11 mars 2019

Lou C (Portrait de femme 7)

Son prénom et son nom étaient deux sacs de voyage en cuir souple prêts à partir. 
Vous les évoquiez et vous posiez un pied dans le compartiment feutré du wagon d’un train posté au quai d'une grande gare. À cause du chanteur, on prononçait son prénom et on était à la montagne enseveli de blanc. Avec son nom on filait droit dans le sud, le sud des vallons, celui des bosses, celui des champs bleus des lavandes où vrombissent les abeilles et poussent les pierres blanches, celui des traits d’eaux argentés courant entre les verts des roches, celui des villages à croupetons sur des pointes de rochers recroquevillés en défense, celui du rouge laissé sous les semelles des chaussures de marche dans des canyons qui sentent l'ail, celui des brumes roses du matin qui s’allongent entre les bois de chênes verts, celui des touffes de thym sauvage, de sarriette folle et des Aphyllantes de Montpellier, celui des ombres bleues du soir qui serpentent entre les ruches où des abeilles concentrées s'essayent à ne pas mourir, celui des falaises abruptes où de temps à autres s’accrochent avec leurs ongles les racines squelettiques et noires des genévriers cades, celui, enfin d'un livre pilier de Giono, Colline. Lou Collines    coup de sifflet du chef de gare.
Alors qu’on sait bien qu’ils ne sont jamais, mais jamais, comme on les pense, qu'ils ne ressemblent jamais à l'image qu'on s'est construite d'eux, les gens qu’on ne connaît pas en vrai mais qu’on aime bien, on se les imagine plutôt beaux. C’est un peu normal c’est nous qui nous  les fabriquons, on ne va pas se les faire moches, du coup. 
Elle, je la connaissais sans la connaître depuis de nombreuses années, on avait même vécu dans le même village, dans la même période. On s’y était peut-être rencontré, qui sait ? Au marché du soir, à la boulangerie, à la presse bureau de tabac. J’y allais au moins une fois par jour du temps où je les allumais dès le réveil. On s’était peut-être vu chez Chichi l’épicerie ah tiens il va devenir restaurateur Chichi, il en a eu marre de vendre du produit vaisselle avec des chips et d’ouvrir à pas d’heure. Il va tenter l’aventure du faire à manger pour les flemmasses qui viendraient s’asseoir.

------------------------------------------------------------------------

▶ CONSIGNE 1
Recopiez à l'identique les lignes des enregistrements depuis leur début jusqu'à la ligne contenant "- sidebar-item-label: 时间日期: [67, 510, 123, 526]", celle-ci comprise.

------------------------------------------------------------------------

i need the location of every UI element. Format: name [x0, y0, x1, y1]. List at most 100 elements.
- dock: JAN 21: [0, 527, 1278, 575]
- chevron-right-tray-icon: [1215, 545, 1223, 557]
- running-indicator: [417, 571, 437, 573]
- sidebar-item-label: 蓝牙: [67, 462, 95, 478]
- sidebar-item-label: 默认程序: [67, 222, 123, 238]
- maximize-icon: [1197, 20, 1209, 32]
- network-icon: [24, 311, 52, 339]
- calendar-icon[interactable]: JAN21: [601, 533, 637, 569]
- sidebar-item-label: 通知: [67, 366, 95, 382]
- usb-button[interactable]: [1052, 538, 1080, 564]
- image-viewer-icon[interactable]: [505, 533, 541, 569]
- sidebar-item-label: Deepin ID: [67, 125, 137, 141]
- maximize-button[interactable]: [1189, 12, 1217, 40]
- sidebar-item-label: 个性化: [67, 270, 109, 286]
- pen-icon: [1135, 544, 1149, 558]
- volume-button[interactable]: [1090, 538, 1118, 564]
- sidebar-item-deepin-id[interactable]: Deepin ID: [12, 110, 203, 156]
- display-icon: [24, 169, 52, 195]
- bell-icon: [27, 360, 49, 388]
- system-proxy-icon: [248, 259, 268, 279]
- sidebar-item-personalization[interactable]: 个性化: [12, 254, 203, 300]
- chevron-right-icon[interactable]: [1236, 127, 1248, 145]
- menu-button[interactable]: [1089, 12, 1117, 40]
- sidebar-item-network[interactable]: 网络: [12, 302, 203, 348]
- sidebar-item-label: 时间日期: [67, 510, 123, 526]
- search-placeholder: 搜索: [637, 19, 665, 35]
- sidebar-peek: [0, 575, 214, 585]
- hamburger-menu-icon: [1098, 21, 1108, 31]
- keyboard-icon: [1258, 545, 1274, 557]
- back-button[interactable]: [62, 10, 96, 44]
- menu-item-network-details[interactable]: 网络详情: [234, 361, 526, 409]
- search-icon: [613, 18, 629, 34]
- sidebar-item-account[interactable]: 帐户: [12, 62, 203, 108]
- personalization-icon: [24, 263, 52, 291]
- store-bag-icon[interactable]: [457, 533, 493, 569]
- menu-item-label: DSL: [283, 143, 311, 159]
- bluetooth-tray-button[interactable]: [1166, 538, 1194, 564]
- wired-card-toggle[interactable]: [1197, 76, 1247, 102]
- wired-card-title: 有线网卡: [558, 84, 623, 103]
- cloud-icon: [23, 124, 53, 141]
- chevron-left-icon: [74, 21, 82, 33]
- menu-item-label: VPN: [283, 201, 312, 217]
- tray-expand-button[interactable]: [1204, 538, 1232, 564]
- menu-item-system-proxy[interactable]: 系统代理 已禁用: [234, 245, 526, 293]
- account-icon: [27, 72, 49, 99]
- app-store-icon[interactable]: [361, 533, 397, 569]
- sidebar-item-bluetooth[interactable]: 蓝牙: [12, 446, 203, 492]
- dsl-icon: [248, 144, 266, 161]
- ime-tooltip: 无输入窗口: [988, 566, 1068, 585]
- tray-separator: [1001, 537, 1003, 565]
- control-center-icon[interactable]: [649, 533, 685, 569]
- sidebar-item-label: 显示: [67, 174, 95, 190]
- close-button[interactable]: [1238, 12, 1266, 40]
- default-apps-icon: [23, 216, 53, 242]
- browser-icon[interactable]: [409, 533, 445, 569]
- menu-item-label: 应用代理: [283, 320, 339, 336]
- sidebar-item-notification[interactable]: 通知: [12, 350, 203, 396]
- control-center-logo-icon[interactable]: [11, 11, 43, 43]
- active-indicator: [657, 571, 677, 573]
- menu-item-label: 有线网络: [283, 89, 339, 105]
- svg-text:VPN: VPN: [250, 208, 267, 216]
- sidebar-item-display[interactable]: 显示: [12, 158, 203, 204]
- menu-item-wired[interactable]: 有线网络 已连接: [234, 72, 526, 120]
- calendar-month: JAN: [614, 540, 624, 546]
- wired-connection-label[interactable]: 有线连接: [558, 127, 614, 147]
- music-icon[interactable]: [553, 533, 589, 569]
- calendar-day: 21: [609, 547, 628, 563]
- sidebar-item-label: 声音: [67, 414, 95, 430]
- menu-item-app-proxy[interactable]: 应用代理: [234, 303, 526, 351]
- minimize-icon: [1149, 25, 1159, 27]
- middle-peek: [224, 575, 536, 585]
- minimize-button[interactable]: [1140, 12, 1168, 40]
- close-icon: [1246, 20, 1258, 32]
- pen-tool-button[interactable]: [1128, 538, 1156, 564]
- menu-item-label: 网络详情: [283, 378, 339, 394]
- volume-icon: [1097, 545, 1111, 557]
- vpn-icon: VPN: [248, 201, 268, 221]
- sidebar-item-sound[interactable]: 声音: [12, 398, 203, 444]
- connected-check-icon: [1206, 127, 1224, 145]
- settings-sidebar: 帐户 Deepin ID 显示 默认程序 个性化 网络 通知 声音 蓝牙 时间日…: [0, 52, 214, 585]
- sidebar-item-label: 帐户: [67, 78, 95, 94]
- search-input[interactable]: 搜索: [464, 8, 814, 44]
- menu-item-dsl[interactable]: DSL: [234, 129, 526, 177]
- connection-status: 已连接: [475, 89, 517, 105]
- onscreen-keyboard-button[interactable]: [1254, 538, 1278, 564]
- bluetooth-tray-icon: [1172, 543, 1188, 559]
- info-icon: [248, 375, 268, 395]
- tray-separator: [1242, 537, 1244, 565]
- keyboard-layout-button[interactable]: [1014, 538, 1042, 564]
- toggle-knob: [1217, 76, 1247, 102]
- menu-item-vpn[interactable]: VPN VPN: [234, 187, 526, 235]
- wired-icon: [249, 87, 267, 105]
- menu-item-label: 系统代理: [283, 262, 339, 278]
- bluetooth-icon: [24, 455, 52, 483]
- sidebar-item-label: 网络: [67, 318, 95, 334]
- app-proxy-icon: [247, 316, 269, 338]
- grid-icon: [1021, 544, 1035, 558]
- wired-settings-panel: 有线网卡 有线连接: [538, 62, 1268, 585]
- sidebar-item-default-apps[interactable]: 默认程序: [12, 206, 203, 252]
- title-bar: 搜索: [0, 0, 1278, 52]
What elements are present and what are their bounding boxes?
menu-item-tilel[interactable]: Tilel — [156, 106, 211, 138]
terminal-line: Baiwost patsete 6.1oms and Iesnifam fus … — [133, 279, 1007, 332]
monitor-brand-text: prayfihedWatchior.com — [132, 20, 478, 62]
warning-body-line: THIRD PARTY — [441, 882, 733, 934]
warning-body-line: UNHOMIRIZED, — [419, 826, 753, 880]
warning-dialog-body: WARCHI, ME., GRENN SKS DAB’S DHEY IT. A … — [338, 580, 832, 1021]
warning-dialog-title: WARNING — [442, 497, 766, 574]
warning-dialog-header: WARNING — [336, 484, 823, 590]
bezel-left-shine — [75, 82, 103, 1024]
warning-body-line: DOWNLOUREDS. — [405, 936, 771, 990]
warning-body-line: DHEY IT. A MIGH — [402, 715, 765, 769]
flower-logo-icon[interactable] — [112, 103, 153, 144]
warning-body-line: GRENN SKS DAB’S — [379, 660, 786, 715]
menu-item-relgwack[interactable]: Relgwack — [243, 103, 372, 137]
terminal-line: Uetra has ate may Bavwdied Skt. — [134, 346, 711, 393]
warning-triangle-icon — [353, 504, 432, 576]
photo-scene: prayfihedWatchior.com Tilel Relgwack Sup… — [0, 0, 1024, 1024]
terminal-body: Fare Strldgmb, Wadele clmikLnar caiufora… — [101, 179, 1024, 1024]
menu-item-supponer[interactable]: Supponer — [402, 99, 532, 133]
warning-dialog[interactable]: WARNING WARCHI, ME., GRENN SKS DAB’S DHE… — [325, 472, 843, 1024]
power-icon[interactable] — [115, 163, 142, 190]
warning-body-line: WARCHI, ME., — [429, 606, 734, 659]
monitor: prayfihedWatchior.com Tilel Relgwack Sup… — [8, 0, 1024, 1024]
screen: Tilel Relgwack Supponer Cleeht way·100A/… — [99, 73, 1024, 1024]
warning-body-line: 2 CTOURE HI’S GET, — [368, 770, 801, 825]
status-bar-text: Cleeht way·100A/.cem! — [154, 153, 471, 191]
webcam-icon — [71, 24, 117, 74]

------------------------------------------------------------------------

▶ CONSIGNE 2
Dans le portrait de Lou C, quel livre de Giono est mentionné ?

▶ RÉSULTAT ATTENDU 1
i need the location of every UI element. Format: name [x0, y0, x1, y1]. List at most 100 elements.
- dock: JAN 21: [0, 527, 1278, 575]
- chevron-right-tray-icon: [1215, 545, 1223, 557]
- running-indicator: [417, 571, 437, 573]
- sidebar-item-label: 蓝牙: [67, 462, 95, 478]
- sidebar-item-label: 默认程序: [67, 222, 123, 238]
- maximize-icon: [1197, 20, 1209, 32]
- network-icon: [24, 311, 52, 339]
- calendar-icon[interactable]: JAN21: [601, 533, 637, 569]
- sidebar-item-label: 通知: [67, 366, 95, 382]
- usb-button[interactable]: [1052, 538, 1080, 564]
- image-viewer-icon[interactable]: [505, 533, 541, 569]
- sidebar-item-label: Deepin ID: [67, 125, 137, 141]
- maximize-button[interactable]: [1189, 12, 1217, 40]
- sidebar-item-label: 个性化: [67, 270, 109, 286]
- pen-icon: [1135, 544, 1149, 558]
- volume-button[interactable]: [1090, 538, 1118, 564]
- sidebar-item-deepin-id[interactable]: Deepin ID: [12, 110, 203, 156]
- display-icon: [24, 169, 52, 195]
- bell-icon: [27, 360, 49, 388]
- system-proxy-icon: [248, 259, 268, 279]
- sidebar-item-personalization[interactable]: 个性化: [12, 254, 203, 300]
- chevron-right-icon[interactable]: [1236, 127, 1248, 145]
- menu-button[interactable]: [1089, 12, 1117, 40]
- sidebar-item-network[interactable]: 网络: [12, 302, 203, 348]
- sidebar-item-label: 时间日期: [67, 510, 123, 526]

▶ RÉSULTAT ATTENDU 2
Colline.